REQUEST: Copy, in full, each line of the material that holds the word "Loose".

Items from a dataset:
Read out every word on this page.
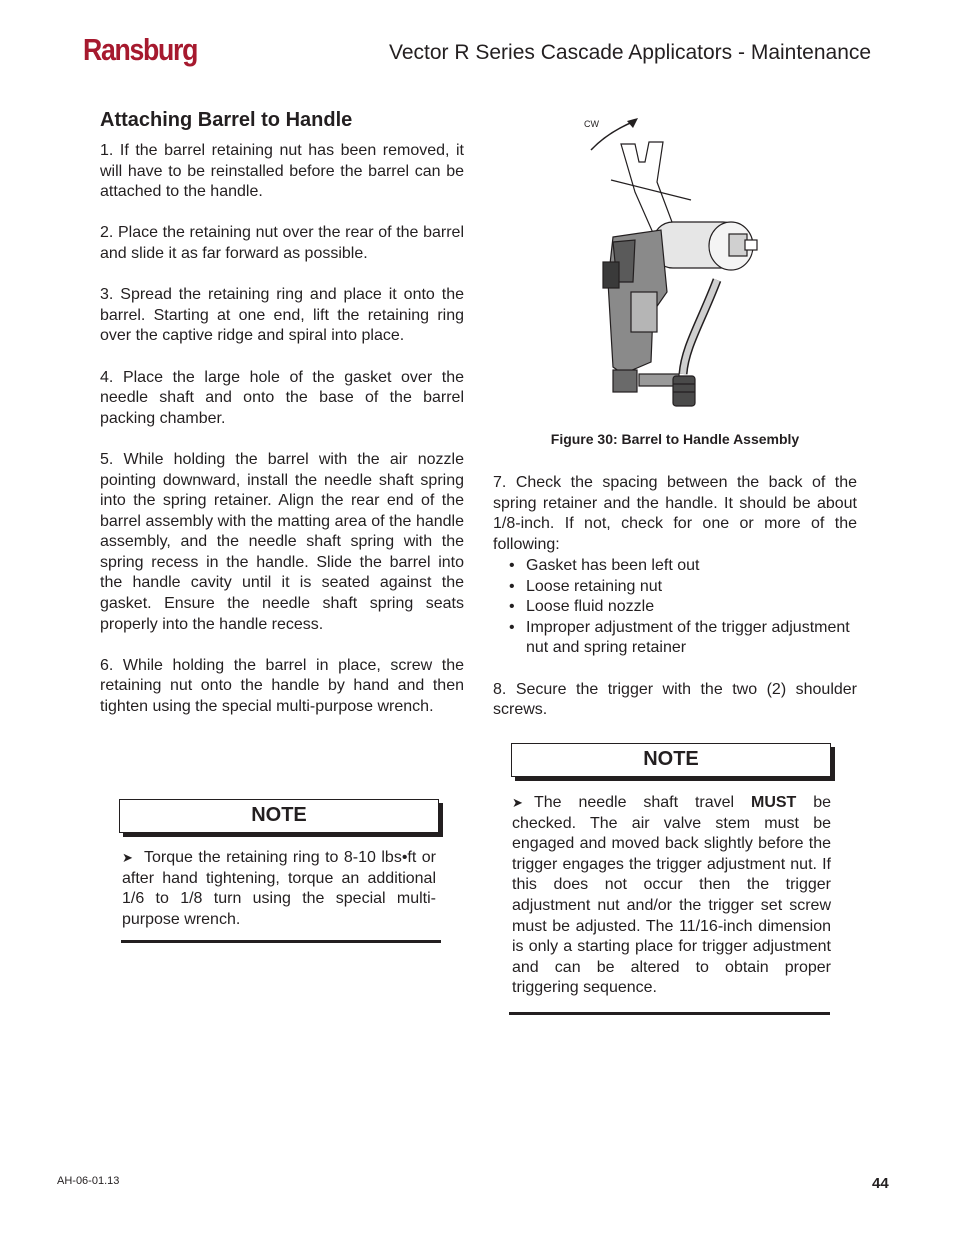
Ransburg	Vector R Series Cascade Applicators - Maintenance
Attaching Barrel to Handle

1. If the barrel retaining nut has been removed, it will have to be reinstalled before the barrel can be attached to the handle.

2. Place the retaining nut over the rear of the barrel and slide it as far forward as possible.

3. Spread the retaining ring and place it onto the barrel. Starting at one end, lift the retaining ring over the captive ridge and spiral into place.

4. Place the large hole of the gasket over the needle shaft and onto the base of the barrel packing chamber.

5. While holding the barrel with the air nozzle pointing downward, install the needle shaft spring into the spring retainer. Align the rear end of the barrel assembly with the matting area of the handle assembly, and the needle shaft spring with the spring recess in the handle. Slide the barrel into the handle cavity until it is seated against the gasket. Ensure the needle shaft spring seats properly into the handle recess.

6. While holding the barrel in place, screw the retaining nut onto the handle by hand and then tighten using the special multi-purpose wrench.

CW
Figure 30: Barrel to Handle Assembly

7. Check the spacing between the back of the spring retainer and the handle. It should be about 1/8-inch. If not, check for one or more of the following:

• Gasket has been left out
• Loose retaining nut
• Loose fluid nozzle
• Improper adjustment of the trigger adjustment nut and spring retainer

8. Secure the trigger with the two (2) shoulder screws.

NOTE
➤ The needle shaft travel MUST be checked. The air valve stem must be engaged and moved back slightly before the trigger engages the trigger adjustment nut. If this does not occur then the trigger adjustment nut and/or the trigger set screw must be adjusted. The 11/16-inch dimension is only a starting place for trigger adjustment and can be altered to obtain proper triggering sequence.
NOTE
➤ Torque the retaining ring to 8-10 lbs•ft or after hand tightening, torque an additional 1/6 to 1/8 turn using the special multi-purpose wrench.
AH-06-01.13	44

FINISHED EXERCISE:
• Loose retaining nut
• Loose fluid nozzle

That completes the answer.